___ EXERCISE MATERIALS ___

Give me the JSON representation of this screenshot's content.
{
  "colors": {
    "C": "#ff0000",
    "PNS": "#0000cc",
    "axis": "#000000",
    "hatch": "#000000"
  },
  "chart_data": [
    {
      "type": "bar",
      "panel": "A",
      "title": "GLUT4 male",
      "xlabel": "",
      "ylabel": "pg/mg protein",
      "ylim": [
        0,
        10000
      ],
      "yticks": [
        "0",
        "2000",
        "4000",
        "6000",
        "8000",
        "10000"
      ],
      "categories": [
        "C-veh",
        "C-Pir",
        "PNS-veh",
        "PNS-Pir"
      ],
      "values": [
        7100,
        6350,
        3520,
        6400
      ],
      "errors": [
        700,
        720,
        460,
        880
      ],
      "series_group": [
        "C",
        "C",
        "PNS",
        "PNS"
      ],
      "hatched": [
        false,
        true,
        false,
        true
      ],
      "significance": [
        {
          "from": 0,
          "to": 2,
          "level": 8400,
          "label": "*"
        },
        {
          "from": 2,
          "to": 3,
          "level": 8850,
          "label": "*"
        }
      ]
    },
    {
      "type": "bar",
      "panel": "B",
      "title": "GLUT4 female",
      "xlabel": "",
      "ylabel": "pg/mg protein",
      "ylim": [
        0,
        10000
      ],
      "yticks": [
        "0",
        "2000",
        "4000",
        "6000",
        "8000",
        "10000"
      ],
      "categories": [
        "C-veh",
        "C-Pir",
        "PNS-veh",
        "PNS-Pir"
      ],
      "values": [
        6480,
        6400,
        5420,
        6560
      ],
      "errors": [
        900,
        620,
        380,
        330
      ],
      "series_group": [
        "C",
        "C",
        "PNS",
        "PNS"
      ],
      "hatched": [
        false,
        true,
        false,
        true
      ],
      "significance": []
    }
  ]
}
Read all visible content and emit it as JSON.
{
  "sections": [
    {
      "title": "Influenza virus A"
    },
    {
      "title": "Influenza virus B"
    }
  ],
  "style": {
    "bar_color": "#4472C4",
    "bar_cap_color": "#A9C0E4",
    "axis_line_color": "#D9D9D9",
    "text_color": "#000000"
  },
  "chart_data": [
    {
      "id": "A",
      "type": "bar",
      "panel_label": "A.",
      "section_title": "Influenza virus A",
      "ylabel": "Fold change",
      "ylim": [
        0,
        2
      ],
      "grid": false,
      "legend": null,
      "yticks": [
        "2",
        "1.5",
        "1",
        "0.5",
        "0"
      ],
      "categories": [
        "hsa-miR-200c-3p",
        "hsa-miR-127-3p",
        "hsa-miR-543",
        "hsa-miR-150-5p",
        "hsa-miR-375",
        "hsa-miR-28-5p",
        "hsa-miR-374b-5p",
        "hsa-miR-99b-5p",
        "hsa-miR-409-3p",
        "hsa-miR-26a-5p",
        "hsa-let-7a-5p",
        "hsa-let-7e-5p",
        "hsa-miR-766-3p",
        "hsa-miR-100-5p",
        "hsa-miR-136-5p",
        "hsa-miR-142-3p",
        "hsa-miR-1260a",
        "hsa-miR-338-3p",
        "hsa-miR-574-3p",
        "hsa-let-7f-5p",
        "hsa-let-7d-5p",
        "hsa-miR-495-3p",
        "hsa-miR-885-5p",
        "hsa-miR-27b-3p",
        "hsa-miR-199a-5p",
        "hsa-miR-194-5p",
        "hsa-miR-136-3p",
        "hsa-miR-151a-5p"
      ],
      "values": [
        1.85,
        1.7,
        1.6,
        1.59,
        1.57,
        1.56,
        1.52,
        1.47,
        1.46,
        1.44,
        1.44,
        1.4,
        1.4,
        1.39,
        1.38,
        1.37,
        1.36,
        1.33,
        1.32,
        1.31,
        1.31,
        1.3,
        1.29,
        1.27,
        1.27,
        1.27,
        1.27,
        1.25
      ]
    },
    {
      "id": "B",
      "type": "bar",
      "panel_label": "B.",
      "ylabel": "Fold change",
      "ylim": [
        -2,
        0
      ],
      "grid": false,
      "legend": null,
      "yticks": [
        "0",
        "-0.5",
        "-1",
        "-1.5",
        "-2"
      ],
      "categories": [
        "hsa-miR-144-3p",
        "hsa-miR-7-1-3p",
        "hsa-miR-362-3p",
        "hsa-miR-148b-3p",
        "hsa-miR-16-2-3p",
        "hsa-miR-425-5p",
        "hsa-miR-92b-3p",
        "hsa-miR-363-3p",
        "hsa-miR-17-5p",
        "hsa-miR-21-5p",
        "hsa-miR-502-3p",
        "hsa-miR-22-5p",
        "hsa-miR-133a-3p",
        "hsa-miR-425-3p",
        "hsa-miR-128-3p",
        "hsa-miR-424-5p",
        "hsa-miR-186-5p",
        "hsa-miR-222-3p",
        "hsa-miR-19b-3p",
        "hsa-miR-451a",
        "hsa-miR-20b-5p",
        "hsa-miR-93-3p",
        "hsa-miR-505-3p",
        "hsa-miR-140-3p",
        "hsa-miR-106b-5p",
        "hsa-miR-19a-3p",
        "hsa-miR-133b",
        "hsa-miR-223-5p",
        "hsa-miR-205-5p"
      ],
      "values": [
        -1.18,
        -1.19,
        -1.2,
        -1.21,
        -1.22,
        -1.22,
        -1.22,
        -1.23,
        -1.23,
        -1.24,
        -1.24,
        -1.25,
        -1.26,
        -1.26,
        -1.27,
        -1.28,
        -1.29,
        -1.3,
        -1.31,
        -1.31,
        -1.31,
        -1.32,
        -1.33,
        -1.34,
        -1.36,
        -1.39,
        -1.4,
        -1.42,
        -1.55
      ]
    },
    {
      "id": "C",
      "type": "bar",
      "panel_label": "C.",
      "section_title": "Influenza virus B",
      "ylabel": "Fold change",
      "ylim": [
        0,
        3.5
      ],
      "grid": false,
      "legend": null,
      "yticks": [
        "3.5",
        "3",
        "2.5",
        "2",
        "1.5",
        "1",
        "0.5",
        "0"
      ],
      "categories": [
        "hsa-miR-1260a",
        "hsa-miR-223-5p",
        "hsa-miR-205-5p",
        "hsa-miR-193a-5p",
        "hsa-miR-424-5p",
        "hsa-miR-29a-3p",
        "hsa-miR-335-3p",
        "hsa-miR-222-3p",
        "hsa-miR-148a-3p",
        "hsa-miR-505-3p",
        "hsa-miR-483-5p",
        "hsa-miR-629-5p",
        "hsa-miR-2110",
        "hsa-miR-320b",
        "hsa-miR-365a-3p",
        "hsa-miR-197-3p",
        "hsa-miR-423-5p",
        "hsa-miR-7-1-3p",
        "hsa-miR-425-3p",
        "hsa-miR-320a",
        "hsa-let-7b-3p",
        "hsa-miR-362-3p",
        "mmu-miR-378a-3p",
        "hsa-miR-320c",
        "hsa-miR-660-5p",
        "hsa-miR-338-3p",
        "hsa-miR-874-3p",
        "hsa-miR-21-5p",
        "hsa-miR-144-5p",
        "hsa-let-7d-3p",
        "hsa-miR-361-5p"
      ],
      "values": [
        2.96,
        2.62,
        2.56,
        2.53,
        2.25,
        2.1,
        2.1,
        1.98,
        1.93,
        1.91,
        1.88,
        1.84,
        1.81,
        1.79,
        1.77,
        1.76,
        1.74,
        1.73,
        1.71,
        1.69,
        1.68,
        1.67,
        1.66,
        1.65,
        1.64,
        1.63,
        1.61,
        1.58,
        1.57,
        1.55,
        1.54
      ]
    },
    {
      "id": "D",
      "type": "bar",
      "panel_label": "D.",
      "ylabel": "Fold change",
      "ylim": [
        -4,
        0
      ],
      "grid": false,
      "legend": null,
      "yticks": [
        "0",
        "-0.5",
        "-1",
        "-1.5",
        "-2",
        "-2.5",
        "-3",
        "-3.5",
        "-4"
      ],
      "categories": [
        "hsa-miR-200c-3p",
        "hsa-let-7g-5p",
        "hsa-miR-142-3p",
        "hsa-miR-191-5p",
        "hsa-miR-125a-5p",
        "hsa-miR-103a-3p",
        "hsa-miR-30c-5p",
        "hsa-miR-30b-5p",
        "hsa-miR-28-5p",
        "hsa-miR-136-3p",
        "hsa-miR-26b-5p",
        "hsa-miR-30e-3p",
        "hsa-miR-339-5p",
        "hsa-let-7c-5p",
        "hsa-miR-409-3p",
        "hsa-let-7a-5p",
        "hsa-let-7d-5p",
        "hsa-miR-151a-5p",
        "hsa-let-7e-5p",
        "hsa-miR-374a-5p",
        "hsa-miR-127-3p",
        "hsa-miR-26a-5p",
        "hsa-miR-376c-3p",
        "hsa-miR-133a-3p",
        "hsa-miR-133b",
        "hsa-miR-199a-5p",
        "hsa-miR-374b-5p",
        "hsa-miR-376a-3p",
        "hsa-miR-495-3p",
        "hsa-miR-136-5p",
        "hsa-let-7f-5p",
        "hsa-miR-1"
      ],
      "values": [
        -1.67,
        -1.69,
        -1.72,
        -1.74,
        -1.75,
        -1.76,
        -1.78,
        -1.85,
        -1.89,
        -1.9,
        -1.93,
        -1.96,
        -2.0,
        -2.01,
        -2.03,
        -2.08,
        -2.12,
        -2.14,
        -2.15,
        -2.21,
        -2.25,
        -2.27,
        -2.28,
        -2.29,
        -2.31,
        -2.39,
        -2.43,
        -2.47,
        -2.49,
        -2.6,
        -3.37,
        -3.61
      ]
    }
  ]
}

___

*GOAL OF THE EXERCISE*
Which of the lines above hold the word "content"? Copy each one.

*REPLY*
Give me the JSON representation of this screenshot's content.
Read all visible content and emit it as JSON.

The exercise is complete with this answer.